What you have to do: In the listing below, find every line containing "name" and copy it out.

The records:

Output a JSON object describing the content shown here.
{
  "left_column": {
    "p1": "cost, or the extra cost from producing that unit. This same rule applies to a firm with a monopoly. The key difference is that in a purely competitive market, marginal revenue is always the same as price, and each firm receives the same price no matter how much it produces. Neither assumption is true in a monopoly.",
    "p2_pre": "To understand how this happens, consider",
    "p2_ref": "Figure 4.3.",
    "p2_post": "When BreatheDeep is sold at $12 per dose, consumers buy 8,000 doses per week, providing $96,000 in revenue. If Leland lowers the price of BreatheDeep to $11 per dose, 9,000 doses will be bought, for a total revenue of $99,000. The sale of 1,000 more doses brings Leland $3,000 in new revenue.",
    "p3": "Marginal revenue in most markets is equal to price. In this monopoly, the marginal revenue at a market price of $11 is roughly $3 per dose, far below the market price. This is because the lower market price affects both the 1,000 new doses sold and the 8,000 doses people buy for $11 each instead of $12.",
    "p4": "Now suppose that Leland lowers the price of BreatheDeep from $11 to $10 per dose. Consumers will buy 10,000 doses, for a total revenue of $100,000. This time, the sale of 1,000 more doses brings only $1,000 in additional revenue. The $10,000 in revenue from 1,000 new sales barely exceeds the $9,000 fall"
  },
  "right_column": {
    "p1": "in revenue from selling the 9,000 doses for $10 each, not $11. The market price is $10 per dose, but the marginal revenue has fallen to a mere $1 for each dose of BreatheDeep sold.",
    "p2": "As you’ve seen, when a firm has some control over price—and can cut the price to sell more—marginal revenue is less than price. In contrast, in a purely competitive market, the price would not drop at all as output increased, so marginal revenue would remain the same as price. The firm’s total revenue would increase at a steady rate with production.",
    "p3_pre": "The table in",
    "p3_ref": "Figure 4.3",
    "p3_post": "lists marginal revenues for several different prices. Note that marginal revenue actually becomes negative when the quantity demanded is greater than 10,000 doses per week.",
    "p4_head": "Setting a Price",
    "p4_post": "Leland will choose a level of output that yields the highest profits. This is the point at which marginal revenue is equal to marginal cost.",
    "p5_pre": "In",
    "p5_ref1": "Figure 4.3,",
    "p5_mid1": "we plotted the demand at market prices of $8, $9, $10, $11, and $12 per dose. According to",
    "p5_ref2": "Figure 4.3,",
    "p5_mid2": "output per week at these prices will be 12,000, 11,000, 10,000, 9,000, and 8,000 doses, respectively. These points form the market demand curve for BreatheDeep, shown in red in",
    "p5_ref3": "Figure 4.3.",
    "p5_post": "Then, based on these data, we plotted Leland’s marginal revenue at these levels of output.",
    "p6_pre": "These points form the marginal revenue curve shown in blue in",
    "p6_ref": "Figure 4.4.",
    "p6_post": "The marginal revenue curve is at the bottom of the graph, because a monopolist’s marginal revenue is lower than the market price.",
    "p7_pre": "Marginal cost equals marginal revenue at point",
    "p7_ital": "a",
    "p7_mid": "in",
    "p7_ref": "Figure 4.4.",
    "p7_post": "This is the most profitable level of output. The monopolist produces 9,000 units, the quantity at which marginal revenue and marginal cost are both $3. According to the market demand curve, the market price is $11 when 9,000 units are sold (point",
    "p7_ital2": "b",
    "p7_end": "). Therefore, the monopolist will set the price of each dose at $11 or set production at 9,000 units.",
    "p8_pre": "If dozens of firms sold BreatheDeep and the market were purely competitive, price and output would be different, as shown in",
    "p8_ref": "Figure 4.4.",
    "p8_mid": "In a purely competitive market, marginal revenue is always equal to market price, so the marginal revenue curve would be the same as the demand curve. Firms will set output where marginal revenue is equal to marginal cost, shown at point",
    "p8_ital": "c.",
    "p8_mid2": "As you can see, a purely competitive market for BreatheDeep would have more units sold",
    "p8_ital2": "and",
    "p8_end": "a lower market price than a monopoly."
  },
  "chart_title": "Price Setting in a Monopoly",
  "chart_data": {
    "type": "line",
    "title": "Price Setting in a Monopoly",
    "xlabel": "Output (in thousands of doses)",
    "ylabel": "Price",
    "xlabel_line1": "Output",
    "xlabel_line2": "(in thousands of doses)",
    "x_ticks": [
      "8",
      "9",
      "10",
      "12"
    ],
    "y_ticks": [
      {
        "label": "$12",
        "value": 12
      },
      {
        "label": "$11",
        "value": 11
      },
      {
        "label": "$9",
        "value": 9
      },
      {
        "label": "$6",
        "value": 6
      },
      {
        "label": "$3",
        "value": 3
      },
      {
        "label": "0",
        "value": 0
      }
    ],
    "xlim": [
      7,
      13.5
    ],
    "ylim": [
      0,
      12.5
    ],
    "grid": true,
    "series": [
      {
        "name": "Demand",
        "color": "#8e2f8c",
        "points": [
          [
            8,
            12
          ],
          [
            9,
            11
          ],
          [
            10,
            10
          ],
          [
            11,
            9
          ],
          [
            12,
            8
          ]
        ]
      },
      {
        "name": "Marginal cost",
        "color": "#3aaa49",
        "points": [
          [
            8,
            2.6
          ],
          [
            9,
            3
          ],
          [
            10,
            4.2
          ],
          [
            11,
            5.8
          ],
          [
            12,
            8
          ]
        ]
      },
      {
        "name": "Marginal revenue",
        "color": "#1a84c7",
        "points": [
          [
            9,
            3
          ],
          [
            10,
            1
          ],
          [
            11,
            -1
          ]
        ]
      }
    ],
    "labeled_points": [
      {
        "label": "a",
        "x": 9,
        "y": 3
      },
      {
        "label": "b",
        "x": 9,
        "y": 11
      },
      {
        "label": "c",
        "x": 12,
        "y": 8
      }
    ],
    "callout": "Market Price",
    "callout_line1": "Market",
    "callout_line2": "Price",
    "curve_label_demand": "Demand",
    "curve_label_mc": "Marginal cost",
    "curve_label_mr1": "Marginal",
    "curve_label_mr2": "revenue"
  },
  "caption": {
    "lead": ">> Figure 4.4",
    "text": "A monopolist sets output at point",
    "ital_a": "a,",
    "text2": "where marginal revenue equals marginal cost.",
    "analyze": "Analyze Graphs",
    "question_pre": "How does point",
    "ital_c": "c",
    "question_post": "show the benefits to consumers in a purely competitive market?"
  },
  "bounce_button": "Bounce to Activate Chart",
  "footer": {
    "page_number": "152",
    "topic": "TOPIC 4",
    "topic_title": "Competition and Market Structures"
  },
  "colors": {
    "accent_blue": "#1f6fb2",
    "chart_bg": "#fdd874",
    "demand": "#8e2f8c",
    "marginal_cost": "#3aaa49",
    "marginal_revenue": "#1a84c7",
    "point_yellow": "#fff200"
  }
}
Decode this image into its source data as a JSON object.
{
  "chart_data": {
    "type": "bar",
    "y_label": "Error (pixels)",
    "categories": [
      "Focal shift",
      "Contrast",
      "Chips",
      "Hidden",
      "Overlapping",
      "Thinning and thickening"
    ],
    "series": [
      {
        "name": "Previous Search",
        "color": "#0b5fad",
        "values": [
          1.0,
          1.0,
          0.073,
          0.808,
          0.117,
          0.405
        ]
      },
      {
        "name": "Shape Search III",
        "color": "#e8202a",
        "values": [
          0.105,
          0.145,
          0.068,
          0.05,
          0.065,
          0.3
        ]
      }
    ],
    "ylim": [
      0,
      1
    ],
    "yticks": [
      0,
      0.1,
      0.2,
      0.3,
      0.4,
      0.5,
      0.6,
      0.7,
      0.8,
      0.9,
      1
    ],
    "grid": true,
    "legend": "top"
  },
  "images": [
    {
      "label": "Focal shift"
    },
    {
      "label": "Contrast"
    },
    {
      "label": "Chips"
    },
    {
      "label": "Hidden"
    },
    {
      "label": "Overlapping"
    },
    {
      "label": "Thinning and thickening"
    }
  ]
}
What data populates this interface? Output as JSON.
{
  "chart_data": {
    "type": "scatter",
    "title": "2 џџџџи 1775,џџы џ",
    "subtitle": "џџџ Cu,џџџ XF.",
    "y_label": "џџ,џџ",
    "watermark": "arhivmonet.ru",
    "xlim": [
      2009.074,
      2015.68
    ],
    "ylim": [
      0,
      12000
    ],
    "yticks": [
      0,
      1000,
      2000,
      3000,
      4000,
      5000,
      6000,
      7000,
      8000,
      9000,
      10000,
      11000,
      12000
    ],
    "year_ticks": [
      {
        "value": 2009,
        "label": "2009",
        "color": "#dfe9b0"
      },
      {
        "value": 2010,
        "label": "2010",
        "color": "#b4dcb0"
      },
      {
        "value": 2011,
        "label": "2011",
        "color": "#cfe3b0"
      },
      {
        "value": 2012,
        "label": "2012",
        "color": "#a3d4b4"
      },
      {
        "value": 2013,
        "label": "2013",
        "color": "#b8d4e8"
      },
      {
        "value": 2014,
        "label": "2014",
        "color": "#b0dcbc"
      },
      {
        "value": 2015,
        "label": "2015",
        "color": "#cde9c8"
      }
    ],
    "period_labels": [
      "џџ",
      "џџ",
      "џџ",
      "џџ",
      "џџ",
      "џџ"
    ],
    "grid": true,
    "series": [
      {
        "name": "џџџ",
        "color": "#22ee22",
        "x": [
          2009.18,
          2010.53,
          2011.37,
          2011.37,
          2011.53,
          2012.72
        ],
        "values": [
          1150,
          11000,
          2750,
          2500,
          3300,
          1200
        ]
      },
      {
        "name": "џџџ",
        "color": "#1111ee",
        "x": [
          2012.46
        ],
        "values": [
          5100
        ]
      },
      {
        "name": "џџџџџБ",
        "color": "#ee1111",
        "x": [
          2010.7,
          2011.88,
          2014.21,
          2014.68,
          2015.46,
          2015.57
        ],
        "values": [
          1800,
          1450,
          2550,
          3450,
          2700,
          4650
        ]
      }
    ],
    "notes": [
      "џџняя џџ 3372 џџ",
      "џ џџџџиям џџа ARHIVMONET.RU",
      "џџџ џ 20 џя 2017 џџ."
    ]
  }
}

The completed task:
        "name": "Demand",
        "name": "Marginal cost",
        "name": "Marginal revenue",
        "name": "Previous Search",
        "name": "Shape Search III",
        "name": "џџџ",
        "name": "џџџ",
        "name": "џџџџџБ",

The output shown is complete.